(Data records)
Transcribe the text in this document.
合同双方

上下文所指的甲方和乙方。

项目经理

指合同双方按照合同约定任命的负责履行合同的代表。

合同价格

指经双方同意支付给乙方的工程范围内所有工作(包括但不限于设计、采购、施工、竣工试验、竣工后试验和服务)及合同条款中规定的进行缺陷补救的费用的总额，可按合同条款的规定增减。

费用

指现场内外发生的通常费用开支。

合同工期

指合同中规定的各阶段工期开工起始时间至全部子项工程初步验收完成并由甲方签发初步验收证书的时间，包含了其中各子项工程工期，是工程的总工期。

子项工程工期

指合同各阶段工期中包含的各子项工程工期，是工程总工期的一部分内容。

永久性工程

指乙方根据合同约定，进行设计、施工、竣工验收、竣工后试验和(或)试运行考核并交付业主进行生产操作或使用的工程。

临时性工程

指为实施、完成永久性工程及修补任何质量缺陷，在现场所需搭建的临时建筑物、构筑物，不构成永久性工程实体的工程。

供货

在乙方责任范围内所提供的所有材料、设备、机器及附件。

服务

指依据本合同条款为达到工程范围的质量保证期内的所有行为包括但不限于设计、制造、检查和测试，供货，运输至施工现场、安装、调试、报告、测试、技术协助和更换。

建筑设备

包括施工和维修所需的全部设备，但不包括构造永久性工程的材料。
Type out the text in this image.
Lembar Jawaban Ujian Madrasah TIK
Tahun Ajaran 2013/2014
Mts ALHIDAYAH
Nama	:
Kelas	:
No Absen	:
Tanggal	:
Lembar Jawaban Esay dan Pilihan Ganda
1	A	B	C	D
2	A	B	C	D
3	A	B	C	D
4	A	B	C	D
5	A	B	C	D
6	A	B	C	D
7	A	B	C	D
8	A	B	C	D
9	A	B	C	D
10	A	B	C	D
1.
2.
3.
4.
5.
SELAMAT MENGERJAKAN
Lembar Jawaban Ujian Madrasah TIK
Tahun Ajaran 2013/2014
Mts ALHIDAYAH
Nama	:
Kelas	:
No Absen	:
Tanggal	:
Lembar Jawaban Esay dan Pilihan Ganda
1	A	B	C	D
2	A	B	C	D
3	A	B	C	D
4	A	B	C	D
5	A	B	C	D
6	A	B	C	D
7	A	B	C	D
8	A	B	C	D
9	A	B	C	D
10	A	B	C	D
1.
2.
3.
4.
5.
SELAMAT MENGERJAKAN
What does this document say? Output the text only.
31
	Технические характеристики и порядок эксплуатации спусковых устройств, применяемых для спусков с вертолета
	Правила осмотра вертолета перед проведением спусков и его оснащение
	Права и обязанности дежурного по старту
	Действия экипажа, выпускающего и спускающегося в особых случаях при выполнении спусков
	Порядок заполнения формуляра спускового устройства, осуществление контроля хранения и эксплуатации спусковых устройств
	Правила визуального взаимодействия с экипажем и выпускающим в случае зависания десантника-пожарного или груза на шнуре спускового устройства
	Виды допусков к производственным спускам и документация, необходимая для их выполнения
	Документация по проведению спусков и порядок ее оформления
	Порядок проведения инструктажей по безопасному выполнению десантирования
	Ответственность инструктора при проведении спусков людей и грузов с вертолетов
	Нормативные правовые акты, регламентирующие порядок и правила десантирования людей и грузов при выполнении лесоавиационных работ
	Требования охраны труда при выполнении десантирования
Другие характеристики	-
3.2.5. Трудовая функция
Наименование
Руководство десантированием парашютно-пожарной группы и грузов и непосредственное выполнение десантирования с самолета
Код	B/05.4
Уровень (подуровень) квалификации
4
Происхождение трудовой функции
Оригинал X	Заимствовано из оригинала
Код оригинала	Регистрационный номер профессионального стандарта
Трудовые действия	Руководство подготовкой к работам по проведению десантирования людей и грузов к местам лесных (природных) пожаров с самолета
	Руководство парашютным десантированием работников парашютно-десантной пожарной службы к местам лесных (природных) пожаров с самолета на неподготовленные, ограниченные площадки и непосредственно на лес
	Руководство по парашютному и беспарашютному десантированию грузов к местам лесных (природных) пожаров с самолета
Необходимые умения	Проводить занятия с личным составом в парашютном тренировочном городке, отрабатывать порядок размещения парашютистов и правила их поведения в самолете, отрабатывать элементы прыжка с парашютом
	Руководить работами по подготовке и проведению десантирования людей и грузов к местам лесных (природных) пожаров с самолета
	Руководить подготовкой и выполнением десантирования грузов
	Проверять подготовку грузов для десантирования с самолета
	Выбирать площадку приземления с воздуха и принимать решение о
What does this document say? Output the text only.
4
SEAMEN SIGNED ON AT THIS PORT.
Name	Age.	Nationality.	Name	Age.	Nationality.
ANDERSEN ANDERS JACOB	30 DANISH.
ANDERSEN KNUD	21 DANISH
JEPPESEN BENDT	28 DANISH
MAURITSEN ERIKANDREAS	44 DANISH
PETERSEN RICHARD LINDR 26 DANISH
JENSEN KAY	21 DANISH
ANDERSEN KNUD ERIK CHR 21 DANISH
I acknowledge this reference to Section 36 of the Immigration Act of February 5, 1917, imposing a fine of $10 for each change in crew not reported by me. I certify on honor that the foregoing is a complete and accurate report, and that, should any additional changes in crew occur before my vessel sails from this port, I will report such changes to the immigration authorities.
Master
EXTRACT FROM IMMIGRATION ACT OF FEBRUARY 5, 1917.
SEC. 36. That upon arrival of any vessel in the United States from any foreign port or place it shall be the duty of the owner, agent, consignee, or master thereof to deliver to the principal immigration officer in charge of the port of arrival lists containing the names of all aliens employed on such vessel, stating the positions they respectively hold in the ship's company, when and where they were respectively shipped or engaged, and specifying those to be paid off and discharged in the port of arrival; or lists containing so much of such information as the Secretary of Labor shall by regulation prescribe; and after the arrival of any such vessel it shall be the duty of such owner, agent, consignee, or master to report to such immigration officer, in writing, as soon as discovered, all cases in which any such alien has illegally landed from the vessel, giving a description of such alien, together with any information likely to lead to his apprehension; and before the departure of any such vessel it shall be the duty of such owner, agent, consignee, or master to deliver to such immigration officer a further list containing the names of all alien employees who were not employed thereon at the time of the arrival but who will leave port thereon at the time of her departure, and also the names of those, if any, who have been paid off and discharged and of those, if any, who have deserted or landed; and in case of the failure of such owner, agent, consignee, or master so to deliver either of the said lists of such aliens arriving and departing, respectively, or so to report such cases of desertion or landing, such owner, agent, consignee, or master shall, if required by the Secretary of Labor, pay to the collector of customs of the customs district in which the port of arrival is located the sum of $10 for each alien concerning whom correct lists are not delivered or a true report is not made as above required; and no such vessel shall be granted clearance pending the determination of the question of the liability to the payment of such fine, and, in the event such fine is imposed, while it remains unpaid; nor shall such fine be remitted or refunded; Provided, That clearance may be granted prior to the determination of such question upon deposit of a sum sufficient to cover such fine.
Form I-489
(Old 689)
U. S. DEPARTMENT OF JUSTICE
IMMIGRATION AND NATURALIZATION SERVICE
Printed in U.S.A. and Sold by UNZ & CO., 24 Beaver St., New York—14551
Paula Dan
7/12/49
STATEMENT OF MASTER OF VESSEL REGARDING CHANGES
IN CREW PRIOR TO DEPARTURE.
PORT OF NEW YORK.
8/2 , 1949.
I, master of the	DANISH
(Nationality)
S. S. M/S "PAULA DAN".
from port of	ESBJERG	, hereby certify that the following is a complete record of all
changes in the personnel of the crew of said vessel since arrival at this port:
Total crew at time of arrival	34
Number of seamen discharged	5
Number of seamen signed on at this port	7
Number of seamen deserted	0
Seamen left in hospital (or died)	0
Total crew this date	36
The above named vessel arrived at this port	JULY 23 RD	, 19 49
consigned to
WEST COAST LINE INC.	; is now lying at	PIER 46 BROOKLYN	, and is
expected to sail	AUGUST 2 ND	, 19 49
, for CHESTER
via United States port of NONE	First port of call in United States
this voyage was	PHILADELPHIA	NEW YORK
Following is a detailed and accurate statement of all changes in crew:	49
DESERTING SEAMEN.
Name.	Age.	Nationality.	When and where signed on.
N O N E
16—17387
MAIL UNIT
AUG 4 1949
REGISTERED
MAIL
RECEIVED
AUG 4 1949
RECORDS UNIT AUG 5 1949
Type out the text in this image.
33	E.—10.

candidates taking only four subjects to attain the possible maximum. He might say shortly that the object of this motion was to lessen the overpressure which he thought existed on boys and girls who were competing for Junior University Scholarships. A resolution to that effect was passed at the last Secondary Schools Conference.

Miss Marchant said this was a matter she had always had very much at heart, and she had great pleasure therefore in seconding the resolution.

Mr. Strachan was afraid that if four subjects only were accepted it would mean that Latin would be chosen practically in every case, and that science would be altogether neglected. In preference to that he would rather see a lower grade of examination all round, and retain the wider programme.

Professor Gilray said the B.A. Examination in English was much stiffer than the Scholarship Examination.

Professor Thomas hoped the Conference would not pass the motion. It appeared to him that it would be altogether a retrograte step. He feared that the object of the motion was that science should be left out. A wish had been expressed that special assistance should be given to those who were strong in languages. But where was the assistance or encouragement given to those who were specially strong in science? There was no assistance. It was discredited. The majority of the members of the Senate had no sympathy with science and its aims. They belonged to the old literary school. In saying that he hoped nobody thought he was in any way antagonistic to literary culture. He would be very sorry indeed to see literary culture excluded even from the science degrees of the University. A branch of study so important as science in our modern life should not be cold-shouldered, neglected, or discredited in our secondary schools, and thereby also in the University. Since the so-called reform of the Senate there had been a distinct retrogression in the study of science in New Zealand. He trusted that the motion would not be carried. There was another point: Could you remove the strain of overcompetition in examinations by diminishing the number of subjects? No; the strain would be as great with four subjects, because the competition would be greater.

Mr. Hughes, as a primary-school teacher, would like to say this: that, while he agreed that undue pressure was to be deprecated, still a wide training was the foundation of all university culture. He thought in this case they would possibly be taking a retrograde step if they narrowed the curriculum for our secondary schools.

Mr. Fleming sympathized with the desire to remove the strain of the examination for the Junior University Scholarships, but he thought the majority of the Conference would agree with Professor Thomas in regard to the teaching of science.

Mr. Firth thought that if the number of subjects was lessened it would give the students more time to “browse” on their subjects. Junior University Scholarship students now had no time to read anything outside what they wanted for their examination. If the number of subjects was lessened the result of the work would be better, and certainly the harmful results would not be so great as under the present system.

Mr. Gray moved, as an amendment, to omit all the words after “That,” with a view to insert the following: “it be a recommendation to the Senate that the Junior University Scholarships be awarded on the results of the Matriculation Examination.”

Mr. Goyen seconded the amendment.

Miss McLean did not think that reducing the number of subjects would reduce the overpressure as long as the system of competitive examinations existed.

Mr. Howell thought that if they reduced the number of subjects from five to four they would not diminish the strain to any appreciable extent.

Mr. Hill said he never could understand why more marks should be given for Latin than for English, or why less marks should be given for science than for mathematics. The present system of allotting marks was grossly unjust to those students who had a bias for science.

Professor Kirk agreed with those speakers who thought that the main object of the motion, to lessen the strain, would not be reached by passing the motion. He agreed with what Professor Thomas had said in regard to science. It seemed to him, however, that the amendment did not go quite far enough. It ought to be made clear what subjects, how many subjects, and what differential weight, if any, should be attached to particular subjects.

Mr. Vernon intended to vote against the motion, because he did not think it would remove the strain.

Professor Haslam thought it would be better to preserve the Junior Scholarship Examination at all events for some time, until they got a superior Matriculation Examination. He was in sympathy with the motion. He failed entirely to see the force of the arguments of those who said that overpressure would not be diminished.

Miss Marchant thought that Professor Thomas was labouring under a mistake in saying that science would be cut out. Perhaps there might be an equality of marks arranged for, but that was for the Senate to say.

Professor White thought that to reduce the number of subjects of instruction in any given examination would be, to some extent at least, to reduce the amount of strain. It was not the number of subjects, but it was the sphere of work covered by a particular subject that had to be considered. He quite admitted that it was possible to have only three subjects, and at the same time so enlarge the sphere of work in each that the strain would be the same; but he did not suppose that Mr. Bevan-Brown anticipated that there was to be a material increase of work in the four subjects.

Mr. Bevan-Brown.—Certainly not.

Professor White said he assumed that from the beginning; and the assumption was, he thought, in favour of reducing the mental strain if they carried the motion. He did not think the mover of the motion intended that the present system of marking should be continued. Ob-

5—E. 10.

■ **YOUR GOAL**
Identify the lines of the entries containing the string "пожаров". Copy each such line.

■ **ANSWER FOR THE TASK**
Трудовые действия	Руководство подготовкой к работам по проведению десантирования людей и грузов к местам лесных (природных) пожаров с самолета
	Руководство парашютным десантированием работников парашютно-десантной пожарной службы к местам лесных (природных) пожаров с самолета на неподготовленные, ограниченные площадки и непосредственно на лес
	Руководство по парашютному и беспарашютному десантированию грузов к местам лесных (природных) пожаров с самолета
	Руководить работами по подготовке и проведению десантирования людей и грузов к местам лесных (природных) пожаров с самолета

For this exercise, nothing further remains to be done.